-- Start of RECORD SET --
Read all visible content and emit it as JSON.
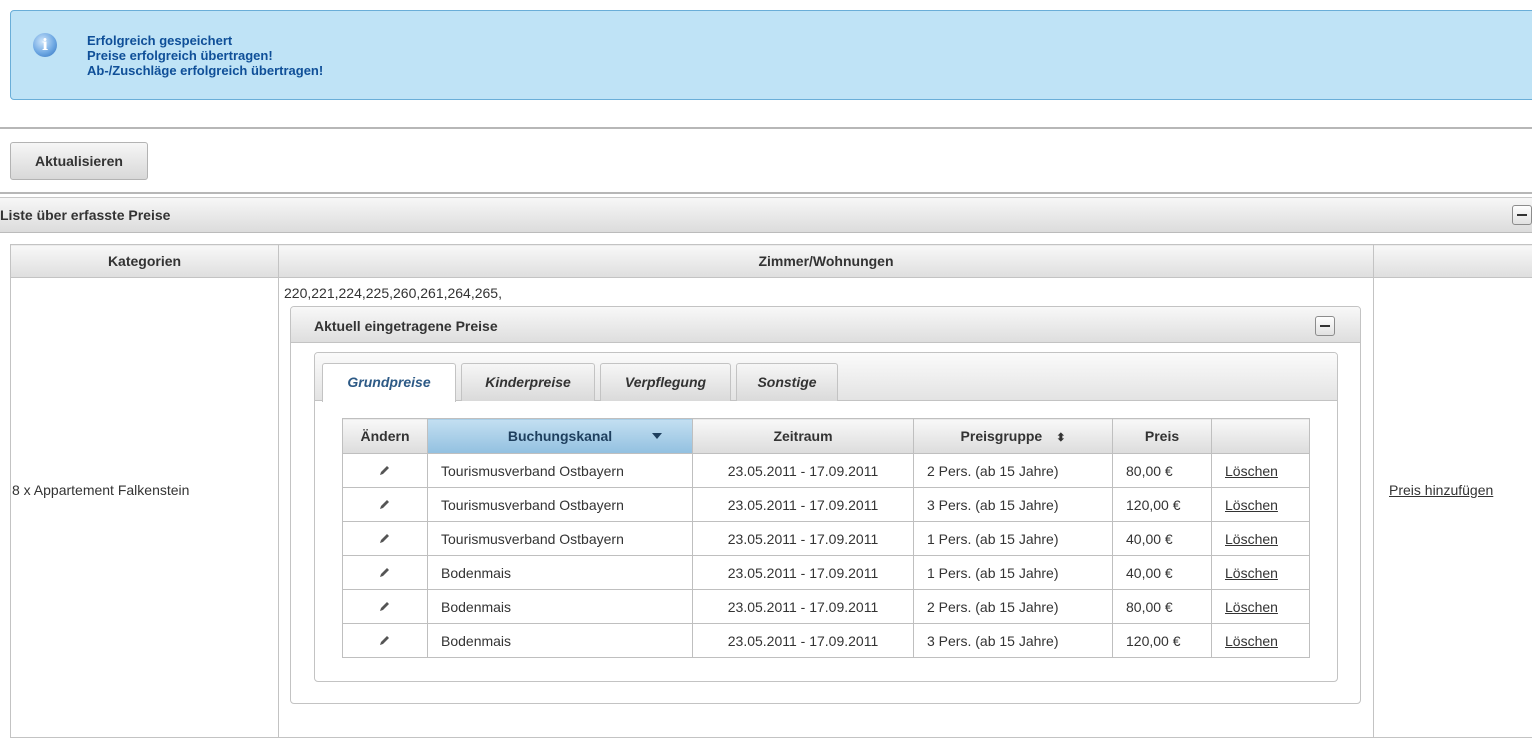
{
  "messages": [
    "Erfolgreich gespeichert",
    "Preise erfolgreich übertragen!",
    "Ab-/Zuschläge erfolgreich übertragen!"
  ],
  "toolbar": {
    "refresh_label": "Aktualisieren"
  },
  "section": {
    "title": "Liste über erfasste Preise"
  },
  "main_table": {
    "headers": [
      "Kategorien",
      "Zimmer/Wohnungen",
      ""
    ],
    "category": "8 x Appartement Falkenstein",
    "rooms": "220,221,224,225,260,261,264,265,",
    "add_price_label": "Preis hinzufügen"
  },
  "inner_panel": {
    "title": "Aktuell eingetragene Preise"
  },
  "tabs": [
    "Grundpreise",
    "Kinderpreise",
    "Verpflegung",
    "Sonstige"
  ],
  "active_tab": "Grundpreise",
  "price_table": {
    "headers": [
      "Ändern",
      "Buchungskanal",
      "Zeitraum",
      "Preisgruppe",
      "Preis",
      ""
    ],
    "delete_label": "Löschen",
    "rows": [
      {
        "channel": "Tourismusverband Ostbayern",
        "period": "23.05.2011 - 17.09.2011",
        "group": "2 Pers. (ab 15 Jahre)",
        "price": "80,00 €"
      },
      {
        "channel": "Tourismusverband Ostbayern",
        "period": "23.05.2011 - 17.09.2011",
        "group": "3 Pers. (ab 15 Jahre)",
        "price": "120,00 €"
      },
      {
        "channel": "Tourismusverband Ostbayern",
        "period": "23.05.2011 - 17.09.2011",
        "group": "1 Pers. (ab 15 Jahre)",
        "price": "40,00 €"
      },
      {
        "channel": "Bodenmais",
        "period": "23.05.2011 - 17.09.2011",
        "group": "1 Pers. (ab 15 Jahre)",
        "price": "40,00 €"
      },
      {
        "channel": "Bodenmais",
        "period": "23.05.2011 - 17.09.2011",
        "group": "2 Pers. (ab 15 Jahre)",
        "price": "80,00 €"
      },
      {
        "channel": "Bodenmais",
        "period": "23.05.2011 - 17.09.2011",
        "group": "3 Pers. (ab 15 Jahre)",
        "price": "120,00 €"
      }
    ]
  },
  "colors": {
    "info_bg": "#bfe3f6",
    "info_text": "#0f4f98",
    "sorted_header": "#92c0e0"
  }
}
-- End of RECORD SET --
**JOB**. Output the lines above in full and exactly as given, omitting any pictures.

**CORRECT OUTPUT**.
Read all visible content and emit it as JSON.
{
  "messages": [
    "Erfolgreich gespeichert",
    "Preise erfolgreich übertragen!",
    "Ab-/Zuschläge erfolgreich übertragen!"
  ],
  "toolbar": {
    "refresh_label": "Aktualisieren"
  },
  "section": {
    "title": "Liste über erfasste Preise"
  },
  "main_table": {
    "headers": [
      "Kategorien",
      "Zimmer/Wohnungen",
      ""
    ],
    "category": "8 x Appartement Falkenstein",
    "rooms": "220,221,224,225,260,261,264,265,",
    "add_price_label": "Preis hinzufügen"
  },
  "inner_panel": {
    "title": "Aktuell eingetragene Preise"
  },
  "tabs": [
    "Grundpreise",
    "Kinderpreise",
    "Verpflegung",
    "Sonstige"
  ],
  "active_tab": "Grundpreise",
  "price_table": {
    "headers": [
      "Ändern",
      "Buchungskanal",
      "Zeitraum",
      "Preisgruppe",
      "Preis",
      ""
    ],
    "delete_label": "Löschen",
    "rows": [
      {
        "channel": "Tourismusverband Ostbayern",
        "period": "23.05.2011 - 17.09.2011",
        "group": "2 Pers. (ab 15 Jahre)",
        "price": "80,00 €"
      },
      {
        "channel": "Tourismusverband Ostbayern",
        "period": "23.05.2011 - 17.09.2011",
        "group": "3 Pers. (ab 15 Jahre)",
        "price": "120,00 €"
      },
      {
        "channel": "Tourismusverband Ostbayern",
        "period": "23.05.2011 - 17.09.2011",
        "group": "1 Pers. (ab 15 Jahre)",
        "price": "40,00 €"
      },
      {
        "channel": "Bodenmais",
        "period": "23.05.2011 - 17.09.2011",
        "group": "1 Pers. (ab 15 Jahre)",
        "price": "40,00 €"
      },
      {
        "channel": "Bodenmais",
        "period": "23.05.2011 - 17.09.2011",
        "group": "2 Pers. (ab 15 Jahre)",
        "price": "80,00 €"
      },
      {
        "channel": "Bodenmais",
        "period": "23.05.2011 - 17.09.2011",
        "group": "3 Pers. (ab 15 Jahre)",
        "price": "120,00 €"
      }
    ]
  },
  "colors": {
    "info_bg": "#bfe3f6",
    "info_text": "#0f4f98",
    "sorted_header": "#92c0e0"
  }
}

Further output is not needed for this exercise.